start LISTING

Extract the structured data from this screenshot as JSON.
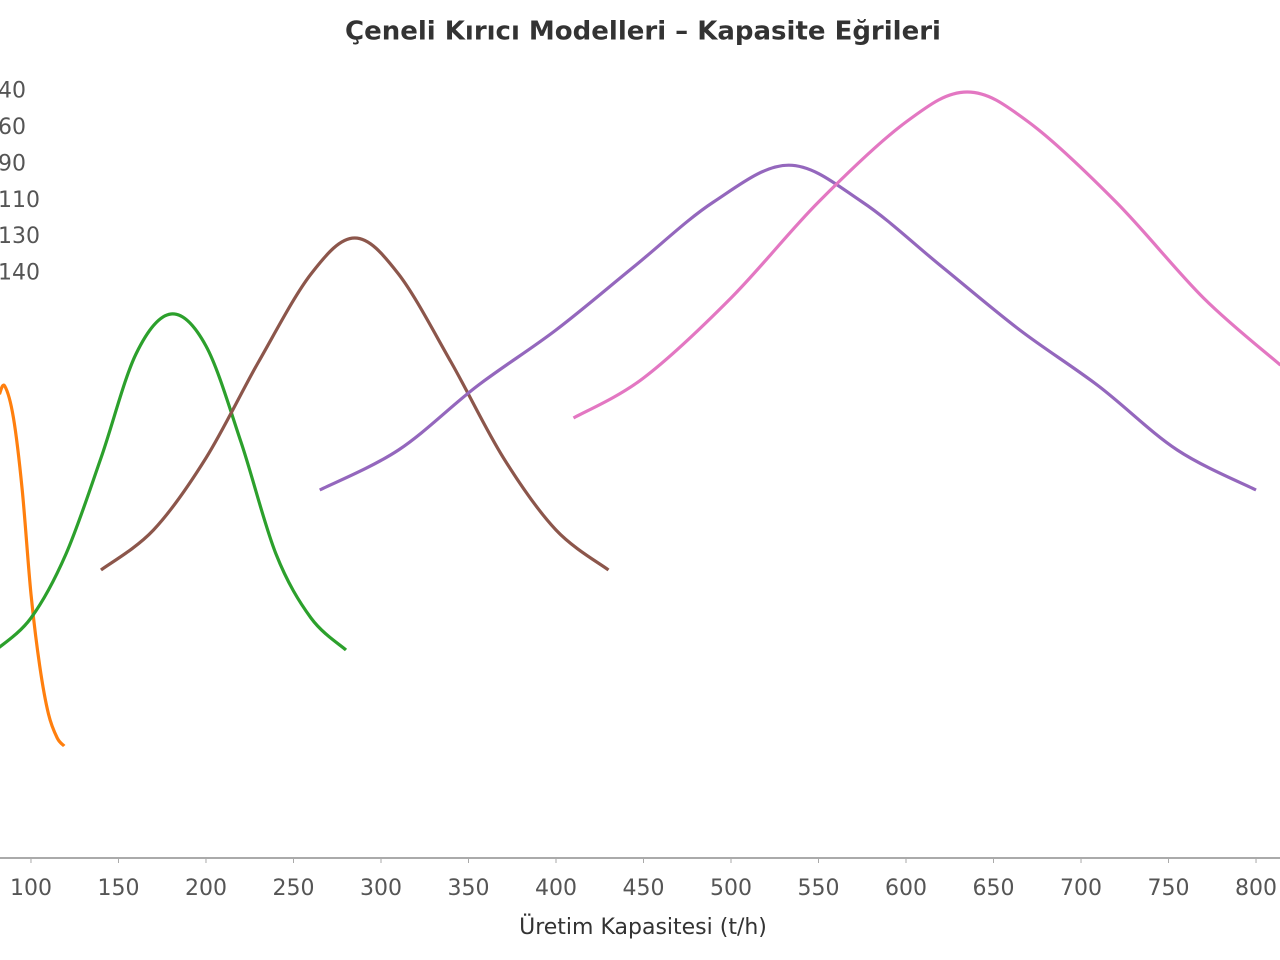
{
  "chart_data": {
    "type": "line",
    "title": "Çeneli Kırıcı Modelleri – Kapasite Eğrileri",
    "x_label": "Üretim Kapasitesi (t/h)",
    "xlim": [
      82.3,
      813.7
    ],
    "xticks": [
      100,
      150,
      200,
      250,
      300,
      350,
      400,
      450,
      500,
      550,
      600,
      650,
      700,
      750,
      800
    ],
    "ylim": [
      0,
      100
    ],
    "series": [
      {
        "name": "40",
        "color": "#1f77b4",
        "x": [],
        "values": []
      },
      {
        "name": "60",
        "color": "#ff7f0e",
        "x": [
          82,
          85,
          90,
          95,
          100,
          105,
          110,
          115,
          119
        ],
        "values": [
          58,
          59,
          55,
          46,
          33,
          24,
          18,
          15,
          14
        ]
      },
      {
        "name": "90",
        "color": "#2ca02c",
        "x": [
          80,
          100,
          120,
          140,
          160,
          180,
          200,
          220,
          240,
          260,
          280
        ],
        "values": [
          26,
          30,
          38,
          50,
          63,
          68,
          64,
          52,
          38,
          30,
          26
        ]
      },
      {
        "name": "110",
        "color": "#8c564b",
        "x": [
          140,
          170,
          200,
          230,
          260,
          285,
          310,
          340,
          370,
          400,
          430
        ],
        "values": [
          36,
          41,
          50,
          62,
          73,
          77.5,
          73,
          62,
          50,
          41,
          36
        ]
      },
      {
        "name": "130",
        "color": "#9467bd",
        "x": [
          265,
          310,
          355,
          400,
          445,
          490,
          533,
          575,
          620,
          665,
          710,
          755,
          800
        ],
        "values": [
          46,
          51,
          59,
          66,
          74,
          82,
          86.6,
          82,
          74,
          66,
          59,
          51,
          46
        ]
      },
      {
        "name": "140",
        "color": "#e377c2",
        "x": [
          410,
          450,
          500,
          550,
          600,
          635,
          670,
          720,
          770,
          814
        ],
        "values": [
          55,
          60,
          70,
          82,
          92,
          95.75,
          92,
          82,
          70,
          61.6
        ]
      }
    ]
  }
}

end LISTING

- _WHAT IS REQUIRED_
An exact transcription of all the entries is required, without the pictures.

- _THE SOLUTION_
Extract the structured data from this screenshot as JSON.
{
  "chart_data": {
    "type": "line",
    "title": "Çeneli Kırıcı Modelleri – Kapasite Eğrileri",
    "x_label": "Üretim Kapasitesi (t/h)",
    "xlim": [
      82.3,
      813.7
    ],
    "xticks": [
      100,
      150,
      200,
      250,
      300,
      350,
      400,
      450,
      500,
      550,
      600,
      650,
      700,
      750,
      800
    ],
    "ylim": [
      0,
      100
    ],
    "series": [
      {
        "name": "40",
        "color": "#1f77b4",
        "x": [],
        "values": []
      },
      {
        "name": "60",
        "color": "#ff7f0e",
        "x": [
          82,
          85,
          90,
          95,
          100,
          105,
          110,
          115,
          119
        ],
        "values": [
          58,
          59,
          55,
          46,
          33,
          24,
          18,
          15,
          14
        ]
      },
      {
        "name": "90",
        "color": "#2ca02c",
        "x": [
          80,
          100,
          120,
          140,
          160,
          180,
          200,
          220,
          240,
          260,
          280
        ],
        "values": [
          26,
          30,
          38,
          50,
          63,
          68,
          64,
          52,
          38,
          30,
          26
        ]
      },
      {
        "name": "110",
        "color": "#8c564b",
        "x": [
          140,
          170,
          200,
          230,
          260,
          285,
          310,
          340,
          370,
          400,
          430
        ],
        "values": [
          36,
          41,
          50,
          62,
          73,
          77.5,
          73,
          62,
          50,
          41,
          36
        ]
      },
      {
        "name": "130",
        "color": "#9467bd",
        "x": [
          265,
          310,
          355,
          400,
          445,
          490,
          533,
          575,
          620,
          665,
          710,
          755,
          800
        ],
        "values": [
          46,
          51,
          59,
          66,
          74,
          82,
          86.6,
          82,
          74,
          66,
          59,
          51,
          46
        ]
      },
      {
        "name": "140",
        "color": "#e377c2",
        "x": [
          410,
          450,
          500,
          550,
          600,
          635,
          670,
          720,
          770,
          814
        ],
        "values": [
          55,
          60,
          70,
          82,
          92,
          95.75,
          92,
          82,
          70,
          61.6
        ]
      }
    ]
  }
}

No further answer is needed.